- [WHAT NEEDS TO BE DONE]: Extract the complete listing and output it unchanged.

Stored data

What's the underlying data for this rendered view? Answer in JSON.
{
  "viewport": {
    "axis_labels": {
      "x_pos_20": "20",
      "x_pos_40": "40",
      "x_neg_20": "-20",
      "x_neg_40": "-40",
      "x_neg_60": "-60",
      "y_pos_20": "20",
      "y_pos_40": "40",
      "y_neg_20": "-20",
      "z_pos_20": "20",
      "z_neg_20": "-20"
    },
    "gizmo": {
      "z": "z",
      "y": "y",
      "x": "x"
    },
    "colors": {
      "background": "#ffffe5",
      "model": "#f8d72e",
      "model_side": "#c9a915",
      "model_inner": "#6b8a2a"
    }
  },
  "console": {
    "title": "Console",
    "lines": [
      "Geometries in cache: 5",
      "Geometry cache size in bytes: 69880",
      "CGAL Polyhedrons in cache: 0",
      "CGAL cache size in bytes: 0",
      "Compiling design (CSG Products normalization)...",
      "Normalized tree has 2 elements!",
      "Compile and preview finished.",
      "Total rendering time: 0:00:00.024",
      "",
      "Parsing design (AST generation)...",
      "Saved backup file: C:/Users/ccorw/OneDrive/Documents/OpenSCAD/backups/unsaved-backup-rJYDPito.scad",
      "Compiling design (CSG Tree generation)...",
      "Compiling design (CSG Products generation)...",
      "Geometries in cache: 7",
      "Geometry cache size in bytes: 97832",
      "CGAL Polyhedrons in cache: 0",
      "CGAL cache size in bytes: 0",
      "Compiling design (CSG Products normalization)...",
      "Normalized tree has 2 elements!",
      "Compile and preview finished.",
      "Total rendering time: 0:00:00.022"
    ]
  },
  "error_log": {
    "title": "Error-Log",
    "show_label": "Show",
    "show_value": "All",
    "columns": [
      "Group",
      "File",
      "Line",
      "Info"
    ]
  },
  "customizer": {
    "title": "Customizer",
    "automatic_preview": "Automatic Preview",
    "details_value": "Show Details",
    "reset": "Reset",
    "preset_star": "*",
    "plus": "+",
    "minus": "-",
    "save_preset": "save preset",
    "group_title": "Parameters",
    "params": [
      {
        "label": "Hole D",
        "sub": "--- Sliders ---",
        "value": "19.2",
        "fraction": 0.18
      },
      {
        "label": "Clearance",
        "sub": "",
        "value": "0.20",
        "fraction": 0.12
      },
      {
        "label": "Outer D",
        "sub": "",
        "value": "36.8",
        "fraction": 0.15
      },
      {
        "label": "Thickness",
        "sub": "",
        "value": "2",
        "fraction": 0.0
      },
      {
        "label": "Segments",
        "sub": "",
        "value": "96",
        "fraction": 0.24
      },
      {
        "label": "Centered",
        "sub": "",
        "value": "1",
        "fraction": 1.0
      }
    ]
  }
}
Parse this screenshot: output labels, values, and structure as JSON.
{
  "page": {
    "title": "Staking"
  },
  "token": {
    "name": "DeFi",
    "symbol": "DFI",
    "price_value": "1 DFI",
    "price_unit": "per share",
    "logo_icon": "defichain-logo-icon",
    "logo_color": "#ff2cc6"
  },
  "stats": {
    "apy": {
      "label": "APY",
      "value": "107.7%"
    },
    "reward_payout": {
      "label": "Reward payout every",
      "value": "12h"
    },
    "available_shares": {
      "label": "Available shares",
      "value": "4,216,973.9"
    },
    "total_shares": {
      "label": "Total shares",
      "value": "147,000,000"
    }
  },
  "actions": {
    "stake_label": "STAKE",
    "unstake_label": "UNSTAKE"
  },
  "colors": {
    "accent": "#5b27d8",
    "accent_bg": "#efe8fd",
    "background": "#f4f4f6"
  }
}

- [EXERCISE ANSWER]:
What's the underlying data for this rendered view? Answer in JSON.
{
  "viewport": {
    "axis_labels": {
      "x_pos_20": "20",
      "x_pos_40": "40",
      "x_neg_20": "-20",
      "x_neg_40": "-40",
      "x_neg_60": "-60",
      "y_pos_20": "20",
      "y_pos_40": "40",
      "y_neg_20": "-20",
      "z_pos_20": "20",
      "z_neg_20": "-20"
    },
    "gizmo": {
      "z": "z",
      "y": "y",
      "x": "x"
    },
    "colors": {
      "background": "#ffffe5",
      "model": "#f8d72e",
      "model_side": "#c9a915",
      "model_inner": "#6b8a2a"
    }
  },
  "console": {
    "title": "Console",
    "lines": [
      "Geometries in cache: 5",
      "Geometry cache size in bytes: 69880",
      "CGAL Polyhedrons in cache: 0",
      "CGAL cache size in bytes: 0",
      "Compiling design (CSG Products normalization)...",
      "Normalized tree has 2 elements!",
      "Compile and preview finished.",
      "Total rendering time: 0:00:00.024",
      "",
      "Parsing design (AST generation)...",
      "Saved backup file: C:/Users/ccorw/OneDrive/Documents/OpenSCAD/backups/unsaved-backup-rJYDPito.scad",
      "Compiling design (CSG Tree generation)...",
      "Compiling design (CSG Products generation)...",
      "Geometries in cache: 7",
      "Geometry cache size in bytes: 97832",
      "CGAL Polyhedrons in cache: 0",
      "CGAL cache size in bytes: 0",
      "Compiling design (CSG Products normalization)...",
      "Normalized tree has 2 elements!",
      "Compile and preview finished.",
      "Total rendering time: 0:00:00.022"
    ]
  },
  "error_log": {
    "title": "Error-Log",
    "show_label": "Show",
    "show_value": "All",
    "columns": [
      "Group",
      "File",
      "Line",
      "Info"
    ]
  },
  "customizer": {
    "title": "Customizer",
    "automatic_preview": "Automatic Preview",
    "details_value": "Show Details",
    "reset": "Reset",
    "preset_star": "*",
    "plus": "+",
    "minus": "-",
    "save_preset": "save preset",
    "group_title": "Parameters",
    "params": [
      {
        "label": "Hole D",
        "sub": "--- Sliders ---",
        "value": "19.2",
        "fraction": 0.18
      },
      {
        "label": "Clearance",
        "sub": "",
        "value": "0.20",
        "fraction": 0.12
      },
      {
        "label": "Outer D",
        "sub": "",
        "value": "36.8",
        "fraction": 0.15
      },
      {
        "label": "Thickness",
        "sub": "",
        "value": "2",
        "fraction": 0.0
      },
      {
        "label": "Segments",
        "sub": "",
        "value": "96",
        "fraction": 0.24
      },
      {
        "label": "Centered",
        "sub": "",
        "value": "1",
        "fraction": 1.0
      }
    ]
  }
}
Parse this screenshot: output labels, values, and structure as JSON.
{
  "page": {
    "title": "Staking"
  },
  "token": {
    "name": "DeFi",
    "symbol": "DFI",
    "price_value": "1 DFI",
    "price_unit": "per share",
    "logo_icon": "defichain-logo-icon",
    "logo_color": "#ff2cc6"
  },
  "stats": {
    "apy": {
      "label": "APY",
      "value": "107.7%"
    },
    "reward_payout": {
      "label": "Reward payout every",
      "value": "12h"
    },
    "available_shares": {
      "label": "Available shares",
      "value": "4,216,973.9"
    },
    "total_shares": {
      "label": "Total shares",
      "value": "147,000,000"
    }
  },
  "actions": {
    "stake_label": "STAKE",
    "unstake_label": "UNSTAKE"
  },
  "colors": {
    "accent": "#5b27d8",
    "accent_bg": "#efe8fd",
    "background": "#f4f4f6"
  }
}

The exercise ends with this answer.